▶ **What needs to be done**: The entries that follow should be written out exactly.
---- Input
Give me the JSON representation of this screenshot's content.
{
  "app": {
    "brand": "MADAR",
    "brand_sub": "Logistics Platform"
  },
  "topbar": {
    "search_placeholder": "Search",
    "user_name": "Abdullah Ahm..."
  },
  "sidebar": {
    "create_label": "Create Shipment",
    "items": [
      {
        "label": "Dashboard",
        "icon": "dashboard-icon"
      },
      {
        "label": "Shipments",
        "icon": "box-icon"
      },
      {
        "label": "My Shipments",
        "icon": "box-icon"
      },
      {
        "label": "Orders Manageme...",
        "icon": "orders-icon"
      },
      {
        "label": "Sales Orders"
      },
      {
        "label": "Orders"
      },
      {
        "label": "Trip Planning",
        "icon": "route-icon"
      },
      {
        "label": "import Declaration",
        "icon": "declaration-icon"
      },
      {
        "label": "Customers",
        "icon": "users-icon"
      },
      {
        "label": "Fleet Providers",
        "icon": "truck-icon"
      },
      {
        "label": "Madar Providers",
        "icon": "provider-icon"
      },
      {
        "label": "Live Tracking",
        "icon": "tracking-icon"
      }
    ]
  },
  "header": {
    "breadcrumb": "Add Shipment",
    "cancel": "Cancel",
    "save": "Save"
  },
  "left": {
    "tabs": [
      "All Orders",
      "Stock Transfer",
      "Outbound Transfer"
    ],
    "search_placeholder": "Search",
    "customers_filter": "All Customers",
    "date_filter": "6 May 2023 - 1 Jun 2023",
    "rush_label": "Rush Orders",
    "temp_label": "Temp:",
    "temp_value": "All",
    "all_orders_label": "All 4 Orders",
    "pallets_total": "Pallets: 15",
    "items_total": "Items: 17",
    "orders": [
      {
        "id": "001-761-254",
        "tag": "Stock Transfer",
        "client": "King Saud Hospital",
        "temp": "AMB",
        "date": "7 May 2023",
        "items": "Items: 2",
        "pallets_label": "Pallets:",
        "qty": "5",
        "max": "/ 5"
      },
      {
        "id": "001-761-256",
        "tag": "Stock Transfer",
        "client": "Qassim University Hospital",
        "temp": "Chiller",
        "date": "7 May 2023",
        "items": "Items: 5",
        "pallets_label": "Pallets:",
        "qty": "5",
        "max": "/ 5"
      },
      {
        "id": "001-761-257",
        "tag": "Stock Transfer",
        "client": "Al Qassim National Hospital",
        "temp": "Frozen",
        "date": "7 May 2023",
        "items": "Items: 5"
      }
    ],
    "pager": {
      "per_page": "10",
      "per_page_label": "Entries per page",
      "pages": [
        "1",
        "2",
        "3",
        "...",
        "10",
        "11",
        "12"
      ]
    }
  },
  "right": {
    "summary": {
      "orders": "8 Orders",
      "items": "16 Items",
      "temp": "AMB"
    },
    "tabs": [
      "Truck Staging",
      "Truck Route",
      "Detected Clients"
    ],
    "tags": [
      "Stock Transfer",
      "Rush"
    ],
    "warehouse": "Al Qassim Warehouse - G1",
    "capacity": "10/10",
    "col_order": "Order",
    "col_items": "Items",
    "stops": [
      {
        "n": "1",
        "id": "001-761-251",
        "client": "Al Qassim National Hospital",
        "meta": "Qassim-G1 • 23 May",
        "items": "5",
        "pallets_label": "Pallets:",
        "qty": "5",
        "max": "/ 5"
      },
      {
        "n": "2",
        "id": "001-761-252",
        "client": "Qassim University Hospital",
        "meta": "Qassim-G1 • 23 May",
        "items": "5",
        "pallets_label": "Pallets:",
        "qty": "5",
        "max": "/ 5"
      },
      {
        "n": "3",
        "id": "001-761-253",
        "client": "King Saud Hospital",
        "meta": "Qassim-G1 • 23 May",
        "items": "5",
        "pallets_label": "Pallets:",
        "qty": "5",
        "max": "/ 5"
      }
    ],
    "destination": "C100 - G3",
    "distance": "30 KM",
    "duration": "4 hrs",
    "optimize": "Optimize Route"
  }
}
--------
▶ **Answer in full**:
Give me the JSON representation of this screenshot's content.
{
  "app": {
    "brand": "MADAR",
    "brand_sub": "Logistics Platform"
  },
  "topbar": {
    "search_placeholder": "Search",
    "user_name": "Abdullah Ahm..."
  },
  "sidebar": {
    "create_label": "Create Shipment",
    "items": [
      {
        "label": "Dashboard",
        "icon": "dashboard-icon"
      },
      {
        "label": "Shipments",
        "icon": "box-icon"
      },
      {
        "label": "My Shipments",
        "icon": "box-icon"
      },
      {
        "label": "Orders Manageme...",
        "icon": "orders-icon"
      },
      {
        "label": "Sales Orders"
      },
      {
        "label": "Orders"
      },
      {
        "label": "Trip Planning",
        "icon": "route-icon"
      },
      {
        "label": "import Declaration",
        "icon": "declaration-icon"
      },
      {
        "label": "Customers",
        "icon": "users-icon"
      },
      {
        "label": "Fleet Providers",
        "icon": "truck-icon"
      },
      {
        "label": "Madar Providers",
        "icon": "provider-icon"
      },
      {
        "label": "Live Tracking",
        "icon": "tracking-icon"
      }
    ]
  },
  "header": {
    "breadcrumb": "Add Shipment",
    "cancel": "Cancel",
    "save": "Save"
  },
  "left": {
    "tabs": [
      "All Orders",
      "Stock Transfer",
      "Outbound Transfer"
    ],
    "search_placeholder": "Search",
    "customers_filter": "All Customers",
    "date_filter": "6 May 2023 - 1 Jun 2023",
    "rush_label": "Rush Orders",
    "temp_label": "Temp:",
    "temp_value": "All",
    "all_orders_label": "All 4 Orders",
    "pallets_total": "Pallets: 15",
    "items_total": "Items: 17",
    "orders": [
      {
        "id": "001-761-254",
        "tag": "Stock Transfer",
        "client": "King Saud Hospital",
        "temp": "AMB",
        "date": "7 May 2023",
        "items": "Items: 2",
        "pallets_label": "Pallets:",
        "qty": "5",
        "max": "/ 5"
      },
      {
        "id": "001-761-256",
        "tag": "Stock Transfer",
        "client": "Qassim University Hospital",
        "temp": "Chiller",
        "date": "7 May 2023",
        "items": "Items: 5",
        "pallets_label": "Pallets:",
        "qty": "5",
        "max": "/ 5"
      },
      {
        "id": "001-761-257",
        "tag": "Stock Transfer",
        "client": "Al Qassim National Hospital",
        "temp": "Frozen",
        "date": "7 May 2023",
        "items": "Items: 5"
      }
    ],
    "pager": {
      "per_page": "10",
      "per_page_label": "Entries per page",
      "pages": [
        "1",
        "2",
        "3",
        "...",
        "10",
        "11",
        "12"
      ]
    }
  },
  "right": {
    "summary": {
      "orders": "8 Orders",
      "items": "16 Items",
      "temp": "AMB"
    },
    "tabs": [
      "Truck Staging",
      "Truck Route",
      "Detected Clients"
    ],
    "tags": [
      "Stock Transfer",
      "Rush"
    ],
    "warehouse": "Al Qassim Warehouse - G1",
    "capacity": "10/10",
    "col_order": "Order",
    "col_items": "Items",
    "stops": [
      {
        "n": "1",
        "id": "001-761-251",
        "client": "Al Qassim National Hospital",
        "meta": "Qassim-G1 • 23 May",
        "items": "5",
        "pallets_label": "Pallets:",
        "qty": "5",
        "max": "/ 5"
      },
      {
        "n": "2",
        "id": "001-761-252",
        "client": "Qassim University Hospital",
        "meta": "Qassim-G1 • 23 May",
        "items": "5",
        "pallets_label": "Pallets:",
        "qty": "5",
        "max": "/ 5"
      },
      {
        "n": "3",
        "id": "001-761-253",
        "client": "King Saud Hospital",
        "meta": "Qassim-G1 • 23 May",
        "items": "5",
        "pallets_label": "Pallets:",
        "qty": "5",
        "max": "/ 5"
      }
    ],
    "destination": "C100 - G3",
    "distance": "30 KM",
    "duration": "4 hrs",
    "optimize": "Optimize Route"
  }
}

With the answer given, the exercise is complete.